AVAILABLE RECORDS
════
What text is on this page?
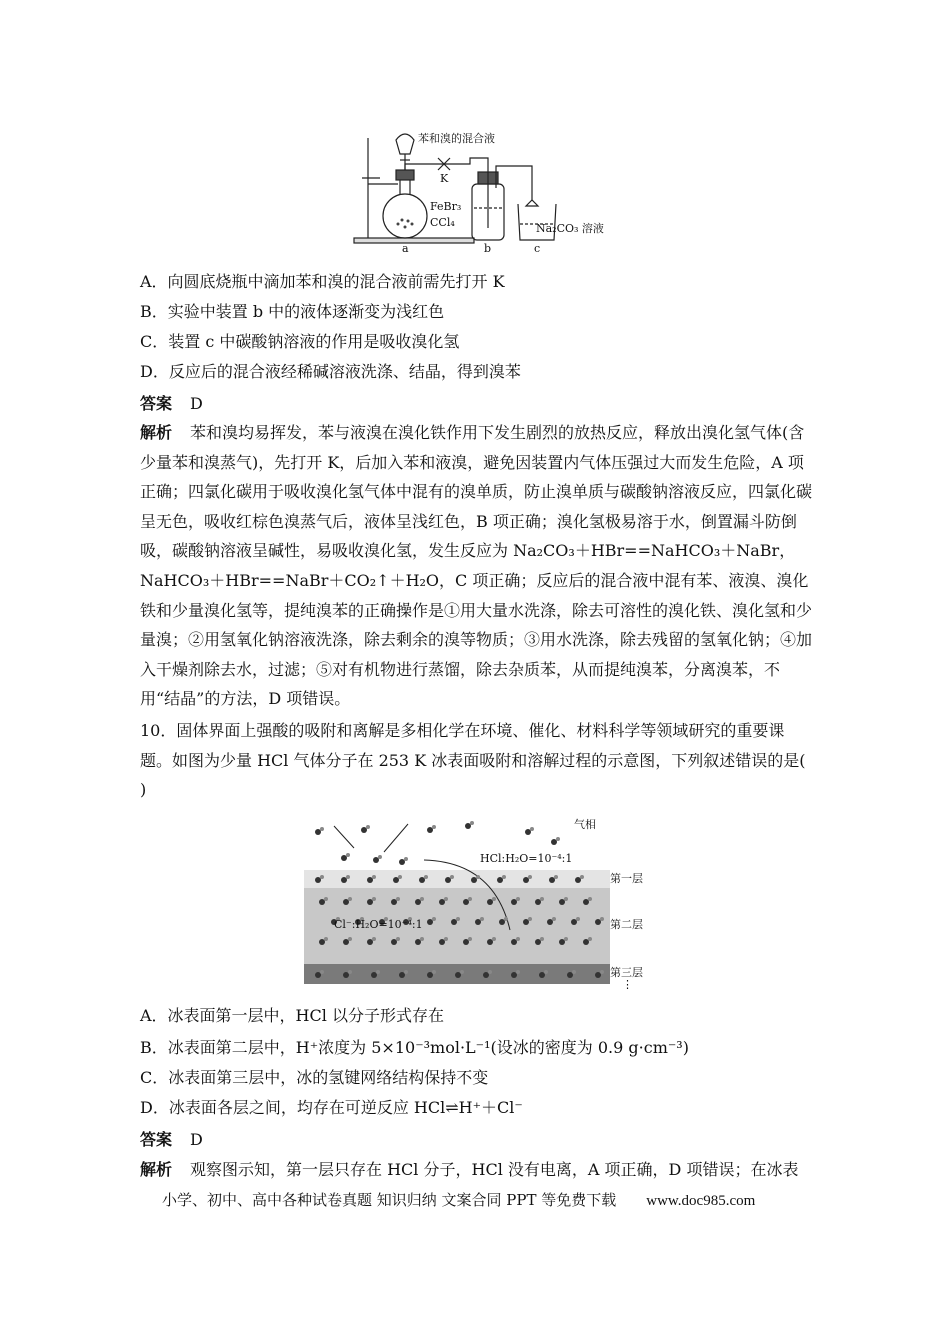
苯和溴的混合液
K
FeBr₃
CCl₄	Na₂CO₃ 溶液
a	b	c
A．向圆底烧瓶中滴加苯和溴的混合液前需先打开 K
B．实验中装置 b 中的液体逐渐变为浅红色
C．装置 c 中碳酸钠溶液的作用是吸收溴化氢
D．反应后的混合液经稀碱溶液洗涤、结晶，得到溴苯
答案 D
解析 苯和溴均易挥发，苯与液溴在溴化铁作用下发生剧烈的放热反应，释放出溴化氢气体(含少量苯和溴蒸气)，先打开 K，后加入苯和液溴，避免因装置内气体压强过大而发生危险，A 项正确；四氯化碳用于吸收溴化氢气体中混有的溴单质，防止溴单质与碳酸钠溶液反应，四氯化碳呈无色，吸收红棕色溴蒸气后，液体呈浅红色，B 项正确；溴化氢极易溶于水，倒置漏斗防倒吸，碳酸钠溶液呈碱性，易吸收溴化氢，发生反应为 Na₂CO₃＋HBr==NaHCO₃＋NaBr，NaHCO₃＋HBr==NaBr＋CO₂↑＋H₂O，C 项正确；反应后的混合液中混有苯、液溴、溴化铁和少量溴化氢等，提纯溴苯的正确操作是①用大量水洗涤，除去可溶性的溴化铁、溴化氢和少量溴；②用氢氧化钠溶液洗涤，除去剩余的溴等物质；③用水洗涤，除去残留的氢氧化钠；④加入干燥剂除去水，过滤；⑤对有机物进行蒸馏，除去杂质苯，从而提纯溴苯，分离溴苯，不用“结晶”的方法，D 项错误。
10．固体界面上强酸的吸附和离解是多相化学在环境、催化、材料科学等领域研究的重要课题。如图为少量 HCl 气体分子在 253 K 冰表面吸附和溶解过程的示意图，下列叙述错误的是( )
气相
HCl:H₂O=10⁻⁴:1
Cl⁻:H₂O=10⁻⁴:1
第一层
第二层
第三层
⋮
A．冰表面第一层中，HCl 以分子形式存在
B．冰表面第二层中，H⁺浓度为 5×10⁻³mol·L⁻¹(设冰的密度为 0.9 g·cm⁻³)
C．冰表面第三层中，冰的氢键网络结构保持不变
D．冰表面各层之间，均存在可逆反应 HCl⇌H⁺＋Cl⁻
答案 D
解析 观察图示知，第一层只存在 HCl 分子，HCl 没有电离，A 项正确，D 项错误；在冰表
小学、初中、高中各种试卷真题 知识归纳 文案合同 PPT 等免费下载 www.doc985.com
════
EXERCISE PROMPT
Leave the pictures out and write out every entry exactly as given.

RESULT FOR THIS EXERCISE
What text is on this page?
苯和溴的混合液
K
FeBr₃
CCl₄	Na₂CO₃ 溶液
a	b	c
A．向圆底烧瓶中滴加苯和溴的混合液前需先打开 K
B．实验中装置 b 中的液体逐渐变为浅红色
C．装置 c 中碳酸钠溶液的作用是吸收溴化氢
D．反应后的混合液经稀碱溶液洗涤、结晶，得到溴苯
答案 D
解析 苯和溴均易挥发，苯与液溴在溴化铁作用下发生剧烈的放热反应，释放出溴化氢气体(含少量苯和溴蒸气)，先打开 K，后加入苯和液溴，避免因装置内气体压强过大而发生危险，A 项正确；四氯化碳用于吸收溴化氢气体中混有的溴单质，防止溴单质与碳酸钠溶液反应，四氯化碳呈无色，吸收红棕色溴蒸气后，液体呈浅红色，B 项正确；溴化氢极易溶于水，倒置漏斗防倒吸，碳酸钠溶液呈碱性，易吸收溴化氢，发生反应为 Na₂CO₃＋HBr==NaHCO₃＋NaBr，NaHCO₃＋HBr==NaBr＋CO₂↑＋H₂O，C 项正确；反应后的混合液中混有苯、液溴、溴化铁和少量溴化氢等，提纯溴苯的正确操作是①用大量水洗涤，除去可溶性的溴化铁、溴化氢和少量溴；②用氢氧化钠溶液洗涤，除去剩余的溴等物质；③用水洗涤，除去残留的氢氧化钠；④加入干燥剂除去水，过滤；⑤对有机物进行蒸馏，除去杂质苯，从而提纯溴苯，分离溴苯，不用“结晶”的方法，D 项错误。
10．固体界面上强酸的吸附和离解是多相化学在环境、催化、材料科学等领域研究的重要课题。如图为少量 HCl 气体分子在 253 K 冰表面吸附和溶解过程的示意图，下列叙述错误的是( )
气相
HCl:H₂O=10⁻⁴:1
Cl⁻:H₂O=10⁻⁴:1
第一层
第二层
第三层
⋮
A．冰表面第一层中，HCl 以分子形式存在
B．冰表面第二层中，H⁺浓度为 5×10⁻³mol·L⁻¹(设冰的密度为 0.9 g·cm⁻³)
C．冰表面第三层中，冰的氢键网络结构保持不变
D．冰表面各层之间，均存在可逆反应 HCl⇌H⁺＋Cl⁻
答案 D
解析 观察图示知，第一层只存在 HCl 分子，HCl 没有电离，A 项正确，D 项错误；在冰表
小学、初中、高中各种试卷真题 知识归纳 文案合同 PPT 等免费下载 www.doc985.com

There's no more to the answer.